• [The task]: Determine how many lines contain the string "Stockholm". Respond with that number and nothing more.
* start *
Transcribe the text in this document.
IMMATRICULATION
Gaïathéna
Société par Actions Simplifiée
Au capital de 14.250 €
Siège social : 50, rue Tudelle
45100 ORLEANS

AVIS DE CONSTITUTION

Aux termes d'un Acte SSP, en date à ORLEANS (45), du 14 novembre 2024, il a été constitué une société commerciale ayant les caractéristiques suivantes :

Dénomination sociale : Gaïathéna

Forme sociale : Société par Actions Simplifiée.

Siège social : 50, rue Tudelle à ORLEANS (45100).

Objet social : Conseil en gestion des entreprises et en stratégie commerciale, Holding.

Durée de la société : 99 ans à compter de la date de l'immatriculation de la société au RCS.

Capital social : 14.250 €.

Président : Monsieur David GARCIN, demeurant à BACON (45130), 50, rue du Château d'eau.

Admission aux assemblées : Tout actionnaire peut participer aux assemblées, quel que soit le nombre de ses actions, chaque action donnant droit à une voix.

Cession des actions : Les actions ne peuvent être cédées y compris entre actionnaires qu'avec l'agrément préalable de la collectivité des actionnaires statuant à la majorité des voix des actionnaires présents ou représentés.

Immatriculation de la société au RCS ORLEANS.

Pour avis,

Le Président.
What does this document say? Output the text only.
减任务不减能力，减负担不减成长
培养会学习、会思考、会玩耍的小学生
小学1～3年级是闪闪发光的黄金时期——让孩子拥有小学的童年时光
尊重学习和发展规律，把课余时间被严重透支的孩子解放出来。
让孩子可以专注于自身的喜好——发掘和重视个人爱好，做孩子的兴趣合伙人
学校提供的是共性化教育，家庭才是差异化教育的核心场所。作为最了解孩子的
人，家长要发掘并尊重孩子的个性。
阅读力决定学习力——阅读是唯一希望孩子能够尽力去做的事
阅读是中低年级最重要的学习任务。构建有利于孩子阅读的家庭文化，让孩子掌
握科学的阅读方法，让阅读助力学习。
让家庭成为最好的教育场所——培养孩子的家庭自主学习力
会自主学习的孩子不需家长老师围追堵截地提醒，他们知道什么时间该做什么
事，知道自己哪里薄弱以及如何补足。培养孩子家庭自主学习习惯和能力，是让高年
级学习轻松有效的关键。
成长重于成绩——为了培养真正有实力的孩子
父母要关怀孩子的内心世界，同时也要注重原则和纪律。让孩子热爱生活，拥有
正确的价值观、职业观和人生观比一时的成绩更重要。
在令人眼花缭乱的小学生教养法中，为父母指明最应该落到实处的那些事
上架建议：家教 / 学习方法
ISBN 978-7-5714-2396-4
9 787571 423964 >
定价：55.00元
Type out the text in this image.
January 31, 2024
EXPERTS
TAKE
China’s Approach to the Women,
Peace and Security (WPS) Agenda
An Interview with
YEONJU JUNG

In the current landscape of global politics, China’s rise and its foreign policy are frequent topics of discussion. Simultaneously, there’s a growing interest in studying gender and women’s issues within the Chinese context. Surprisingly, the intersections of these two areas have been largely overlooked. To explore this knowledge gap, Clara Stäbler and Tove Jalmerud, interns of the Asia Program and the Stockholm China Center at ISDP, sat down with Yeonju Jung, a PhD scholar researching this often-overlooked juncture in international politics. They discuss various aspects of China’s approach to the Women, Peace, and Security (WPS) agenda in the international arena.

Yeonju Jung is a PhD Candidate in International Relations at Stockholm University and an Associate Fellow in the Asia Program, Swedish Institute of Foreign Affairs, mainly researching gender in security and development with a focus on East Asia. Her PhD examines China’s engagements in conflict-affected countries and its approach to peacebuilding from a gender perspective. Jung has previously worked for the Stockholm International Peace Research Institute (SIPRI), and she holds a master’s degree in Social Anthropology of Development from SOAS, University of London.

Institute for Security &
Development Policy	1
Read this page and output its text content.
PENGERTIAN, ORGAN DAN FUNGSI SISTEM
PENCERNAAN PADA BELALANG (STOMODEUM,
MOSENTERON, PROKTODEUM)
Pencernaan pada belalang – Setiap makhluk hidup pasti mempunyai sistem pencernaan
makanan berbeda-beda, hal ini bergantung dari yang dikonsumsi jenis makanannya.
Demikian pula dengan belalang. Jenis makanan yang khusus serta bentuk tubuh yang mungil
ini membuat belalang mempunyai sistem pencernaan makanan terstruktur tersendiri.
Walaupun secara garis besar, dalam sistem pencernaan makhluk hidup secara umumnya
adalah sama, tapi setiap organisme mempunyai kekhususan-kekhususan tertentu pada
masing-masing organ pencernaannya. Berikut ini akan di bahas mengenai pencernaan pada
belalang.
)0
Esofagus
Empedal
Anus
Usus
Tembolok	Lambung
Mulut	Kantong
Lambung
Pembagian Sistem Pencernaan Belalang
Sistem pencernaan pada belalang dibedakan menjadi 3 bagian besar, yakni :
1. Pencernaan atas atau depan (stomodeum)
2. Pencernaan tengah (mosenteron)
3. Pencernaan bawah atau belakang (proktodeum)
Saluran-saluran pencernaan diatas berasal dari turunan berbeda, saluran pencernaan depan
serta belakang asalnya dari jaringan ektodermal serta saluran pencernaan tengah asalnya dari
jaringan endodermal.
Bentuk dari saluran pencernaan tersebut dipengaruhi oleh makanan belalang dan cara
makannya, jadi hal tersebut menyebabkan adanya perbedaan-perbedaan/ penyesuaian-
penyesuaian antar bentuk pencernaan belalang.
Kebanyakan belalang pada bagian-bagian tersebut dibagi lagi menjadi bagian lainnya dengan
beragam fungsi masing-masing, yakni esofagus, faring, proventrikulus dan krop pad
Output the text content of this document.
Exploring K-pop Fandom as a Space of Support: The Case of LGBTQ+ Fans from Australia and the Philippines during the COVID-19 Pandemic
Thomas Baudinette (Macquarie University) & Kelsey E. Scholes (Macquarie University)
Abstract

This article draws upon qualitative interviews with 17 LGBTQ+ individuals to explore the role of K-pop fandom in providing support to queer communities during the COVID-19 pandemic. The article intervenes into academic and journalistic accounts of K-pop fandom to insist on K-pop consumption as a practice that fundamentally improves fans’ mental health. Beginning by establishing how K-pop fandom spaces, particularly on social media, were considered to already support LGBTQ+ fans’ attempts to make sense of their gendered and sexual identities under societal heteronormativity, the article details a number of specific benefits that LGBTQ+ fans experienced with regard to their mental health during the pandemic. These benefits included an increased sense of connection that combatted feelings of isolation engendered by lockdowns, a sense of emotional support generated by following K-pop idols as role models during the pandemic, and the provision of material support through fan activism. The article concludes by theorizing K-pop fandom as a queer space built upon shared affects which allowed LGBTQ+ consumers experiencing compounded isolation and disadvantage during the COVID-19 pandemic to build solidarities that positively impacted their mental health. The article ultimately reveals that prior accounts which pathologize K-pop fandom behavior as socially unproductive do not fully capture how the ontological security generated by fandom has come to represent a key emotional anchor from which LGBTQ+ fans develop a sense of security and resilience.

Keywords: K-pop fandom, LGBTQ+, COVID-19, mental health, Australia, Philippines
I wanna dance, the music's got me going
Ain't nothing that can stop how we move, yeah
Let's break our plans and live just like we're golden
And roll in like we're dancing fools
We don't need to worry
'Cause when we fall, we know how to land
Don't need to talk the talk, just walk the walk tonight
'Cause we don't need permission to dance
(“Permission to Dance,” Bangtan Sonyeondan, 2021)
* end *
• [Exercise answer]: 2